— Problem to solve —
Give the entries again exactly, every one of them.

────

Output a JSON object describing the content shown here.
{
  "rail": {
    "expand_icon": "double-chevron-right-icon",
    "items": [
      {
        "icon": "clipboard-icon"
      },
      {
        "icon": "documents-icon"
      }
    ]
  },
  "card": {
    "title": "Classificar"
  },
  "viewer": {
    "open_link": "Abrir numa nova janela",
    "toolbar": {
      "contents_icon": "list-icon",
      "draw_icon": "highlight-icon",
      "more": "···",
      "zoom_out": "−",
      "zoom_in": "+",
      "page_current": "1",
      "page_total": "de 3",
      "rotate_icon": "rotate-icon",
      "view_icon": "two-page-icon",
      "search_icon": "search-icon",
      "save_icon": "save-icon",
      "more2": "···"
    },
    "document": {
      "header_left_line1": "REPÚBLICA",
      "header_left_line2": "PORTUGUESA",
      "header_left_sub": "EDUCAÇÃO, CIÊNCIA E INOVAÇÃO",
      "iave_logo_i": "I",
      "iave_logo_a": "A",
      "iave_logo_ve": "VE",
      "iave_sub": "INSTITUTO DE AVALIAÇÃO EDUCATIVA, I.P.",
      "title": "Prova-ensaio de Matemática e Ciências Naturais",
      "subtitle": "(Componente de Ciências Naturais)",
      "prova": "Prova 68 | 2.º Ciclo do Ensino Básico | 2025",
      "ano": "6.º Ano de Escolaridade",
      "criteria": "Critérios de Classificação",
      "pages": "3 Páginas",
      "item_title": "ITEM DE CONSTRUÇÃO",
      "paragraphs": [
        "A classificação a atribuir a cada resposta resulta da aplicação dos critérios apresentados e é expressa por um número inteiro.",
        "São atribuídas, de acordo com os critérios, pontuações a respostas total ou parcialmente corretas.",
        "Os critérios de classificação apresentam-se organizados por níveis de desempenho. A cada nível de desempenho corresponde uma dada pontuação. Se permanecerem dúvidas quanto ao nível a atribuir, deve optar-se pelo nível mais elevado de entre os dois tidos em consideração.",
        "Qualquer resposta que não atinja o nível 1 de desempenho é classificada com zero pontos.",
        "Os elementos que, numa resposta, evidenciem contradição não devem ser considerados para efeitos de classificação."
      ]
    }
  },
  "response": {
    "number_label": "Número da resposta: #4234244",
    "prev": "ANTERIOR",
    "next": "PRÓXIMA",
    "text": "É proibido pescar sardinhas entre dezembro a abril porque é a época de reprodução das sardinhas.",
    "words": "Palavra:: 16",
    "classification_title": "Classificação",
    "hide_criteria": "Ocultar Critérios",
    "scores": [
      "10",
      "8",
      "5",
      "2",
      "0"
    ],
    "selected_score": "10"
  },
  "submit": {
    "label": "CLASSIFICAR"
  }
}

────

— Solution for this task —
Output a JSON object describing the content shown here.
{
  "rail": {
    "expand_icon": "double-chevron-right-icon",
    "items": [
      {
        "icon": "clipboard-icon"
      },
      {
        "icon": "documents-icon"
      }
    ]
  },
  "card": {
    "title": "Classificar"
  },
  "viewer": {
    "open_link": "Abrir numa nova janela",
    "toolbar": {
      "contents_icon": "list-icon",
      "draw_icon": "highlight-icon",
      "more": "···",
      "zoom_out": "−",
      "zoom_in": "+",
      "page_current": "1",
      "page_total": "de 3",
      "rotate_icon": "rotate-icon",
      "view_icon": "two-page-icon",
      "search_icon": "search-icon",
      "save_icon": "save-icon",
      "more2": "···"
    },
    "document": {
      "header_left_line1": "REPÚBLICA",
      "header_left_line2": "PORTUGUESA",
      "header_left_sub": "EDUCAÇÃO, CIÊNCIA E INOVAÇÃO",
      "iave_logo_i": "I",
      "iave_logo_a": "A",
      "iave_logo_ve": "VE",
      "iave_sub": "INSTITUTO DE AVALIAÇÃO EDUCATIVA, I.P.",
      "title": "Prova-ensaio de Matemática e Ciências Naturais",
      "subtitle": "(Componente de Ciências Naturais)",
      "prova": "Prova 68 | 2.º Ciclo do Ensino Básico | 2025",
      "ano": "6.º Ano de Escolaridade",
      "criteria": "Critérios de Classificação",
      "pages": "3 Páginas",
      "item_title": "ITEM DE CONSTRUÇÃO",
      "paragraphs": [
        "A classificação a atribuir a cada resposta resulta da aplicação dos critérios apresentados e é expressa por um número inteiro.",
        "São atribuídas, de acordo com os critérios, pontuações a respostas total ou parcialmente corretas.",
        "Os critérios de classificação apresentam-se organizados por níveis de desempenho. A cada nível de desempenho corresponde uma dada pontuação. Se permanecerem dúvidas quanto ao nível a atribuir, deve optar-se pelo nível mais elevado de entre os dois tidos em consideração.",
        "Qualquer resposta que não atinja o nível 1 de desempenho é classificada com zero pontos.",
        "Os elementos que, numa resposta, evidenciem contradição não devem ser considerados para efeitos de classificação."
      ]
    }
  },
  "response": {
    "number_label": "Número da resposta: #4234244",
    "prev": "ANTERIOR",
    "next": "PRÓXIMA",
    "text": "É proibido pescar sardinhas entre dezembro a abril porque é a época de reprodução das sardinhas.",
    "words": "Palavra:: 16",
    "classification_title": "Classificação",
    "hide_criteria": "Ocultar Critérios",
    "scores": [
      "10",
      "8",
      "5",
      "2",
      "0"
    ],
    "selected_score": "10"
  },
  "submit": {
    "label": "CLASSIFICAR"
  }
}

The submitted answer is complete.